## TO BE DONE
Give the number of lines in the listing that hold the word "CCAA". Write nothing but that number.

## MATERIAL FOR THIS TASK
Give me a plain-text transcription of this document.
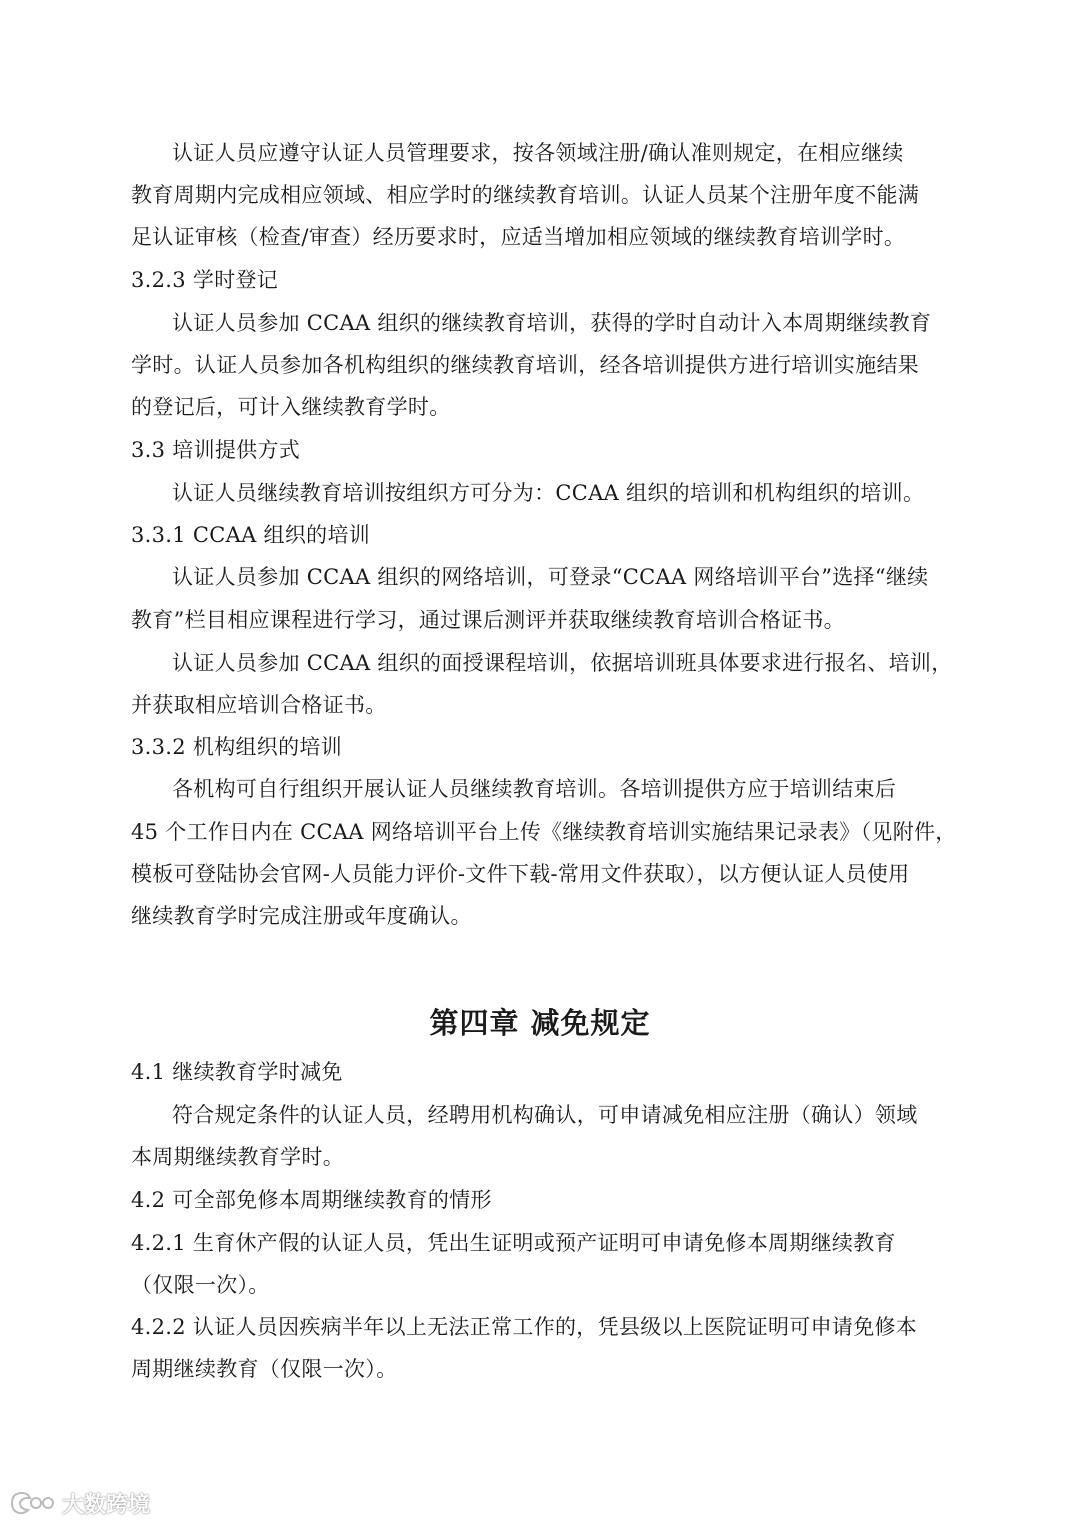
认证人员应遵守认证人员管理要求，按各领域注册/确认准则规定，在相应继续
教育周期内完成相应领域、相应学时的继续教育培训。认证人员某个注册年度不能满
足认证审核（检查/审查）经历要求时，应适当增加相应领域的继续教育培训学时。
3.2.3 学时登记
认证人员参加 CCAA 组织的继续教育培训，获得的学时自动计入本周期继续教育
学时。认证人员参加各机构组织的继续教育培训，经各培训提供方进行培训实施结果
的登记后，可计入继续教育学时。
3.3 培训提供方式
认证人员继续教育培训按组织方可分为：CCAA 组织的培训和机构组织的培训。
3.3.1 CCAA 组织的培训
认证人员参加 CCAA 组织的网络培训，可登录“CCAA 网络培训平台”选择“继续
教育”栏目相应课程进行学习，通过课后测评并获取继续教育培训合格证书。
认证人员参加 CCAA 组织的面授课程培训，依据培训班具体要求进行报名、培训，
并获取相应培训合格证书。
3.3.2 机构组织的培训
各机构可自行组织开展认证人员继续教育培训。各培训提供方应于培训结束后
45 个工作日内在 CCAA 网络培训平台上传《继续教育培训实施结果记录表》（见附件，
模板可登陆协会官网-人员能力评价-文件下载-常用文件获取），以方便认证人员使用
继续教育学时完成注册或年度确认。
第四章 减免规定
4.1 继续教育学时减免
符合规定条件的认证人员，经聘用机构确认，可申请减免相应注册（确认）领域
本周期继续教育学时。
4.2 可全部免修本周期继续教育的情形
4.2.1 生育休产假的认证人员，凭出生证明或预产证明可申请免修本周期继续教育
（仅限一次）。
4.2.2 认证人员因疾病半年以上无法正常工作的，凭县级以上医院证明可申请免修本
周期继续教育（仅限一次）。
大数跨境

==

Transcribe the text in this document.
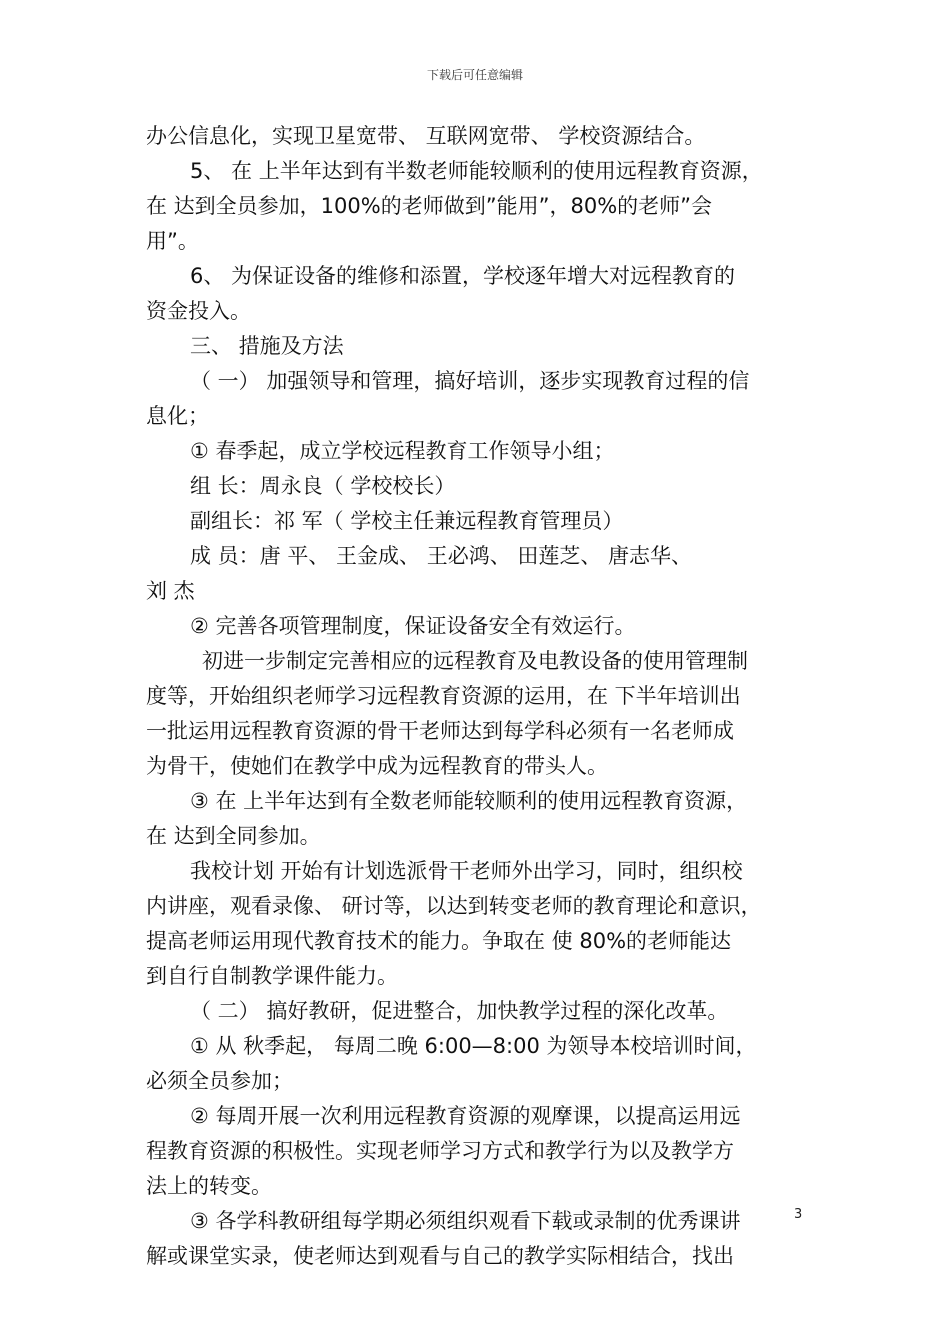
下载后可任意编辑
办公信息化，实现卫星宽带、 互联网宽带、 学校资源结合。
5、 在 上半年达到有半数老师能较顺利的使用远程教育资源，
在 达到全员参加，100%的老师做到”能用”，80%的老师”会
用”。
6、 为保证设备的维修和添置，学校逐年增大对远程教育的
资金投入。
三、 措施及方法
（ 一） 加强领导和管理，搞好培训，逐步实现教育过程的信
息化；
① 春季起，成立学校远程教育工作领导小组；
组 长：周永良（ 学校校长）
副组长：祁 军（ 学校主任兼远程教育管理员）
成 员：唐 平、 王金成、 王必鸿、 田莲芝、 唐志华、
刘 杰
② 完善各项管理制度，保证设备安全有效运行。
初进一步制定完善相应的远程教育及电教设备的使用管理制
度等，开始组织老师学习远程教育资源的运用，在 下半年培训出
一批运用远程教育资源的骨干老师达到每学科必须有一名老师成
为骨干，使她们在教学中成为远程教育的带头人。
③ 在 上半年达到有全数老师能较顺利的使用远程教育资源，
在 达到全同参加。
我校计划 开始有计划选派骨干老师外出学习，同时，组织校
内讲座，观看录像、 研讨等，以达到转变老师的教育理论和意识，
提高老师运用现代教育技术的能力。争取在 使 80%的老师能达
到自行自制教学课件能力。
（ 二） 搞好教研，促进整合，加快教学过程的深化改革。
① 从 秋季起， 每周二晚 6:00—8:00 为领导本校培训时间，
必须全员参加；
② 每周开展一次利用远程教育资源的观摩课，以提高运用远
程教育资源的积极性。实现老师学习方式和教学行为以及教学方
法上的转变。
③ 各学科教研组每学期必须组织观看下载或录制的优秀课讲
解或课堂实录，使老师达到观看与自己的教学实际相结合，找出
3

--

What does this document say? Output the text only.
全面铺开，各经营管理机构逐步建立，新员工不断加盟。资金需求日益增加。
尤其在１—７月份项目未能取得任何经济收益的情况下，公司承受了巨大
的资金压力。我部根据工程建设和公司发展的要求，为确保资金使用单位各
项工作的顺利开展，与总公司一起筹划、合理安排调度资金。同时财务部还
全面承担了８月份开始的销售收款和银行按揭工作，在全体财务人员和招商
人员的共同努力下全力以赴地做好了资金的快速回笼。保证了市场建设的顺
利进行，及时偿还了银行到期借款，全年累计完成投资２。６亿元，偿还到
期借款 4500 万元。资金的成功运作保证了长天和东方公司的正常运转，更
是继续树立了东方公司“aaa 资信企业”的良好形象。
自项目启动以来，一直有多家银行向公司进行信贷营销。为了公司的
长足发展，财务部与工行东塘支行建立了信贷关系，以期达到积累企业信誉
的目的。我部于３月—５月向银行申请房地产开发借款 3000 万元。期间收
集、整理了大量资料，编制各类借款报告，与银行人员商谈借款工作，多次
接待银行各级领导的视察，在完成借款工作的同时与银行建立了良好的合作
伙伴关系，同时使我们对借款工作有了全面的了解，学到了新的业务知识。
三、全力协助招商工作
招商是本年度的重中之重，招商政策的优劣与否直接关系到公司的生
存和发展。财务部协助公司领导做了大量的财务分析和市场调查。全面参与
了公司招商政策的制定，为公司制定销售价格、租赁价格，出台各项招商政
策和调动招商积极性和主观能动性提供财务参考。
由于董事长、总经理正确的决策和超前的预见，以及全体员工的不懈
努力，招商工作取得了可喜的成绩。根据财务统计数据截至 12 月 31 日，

## SOLVED EXERCISE
6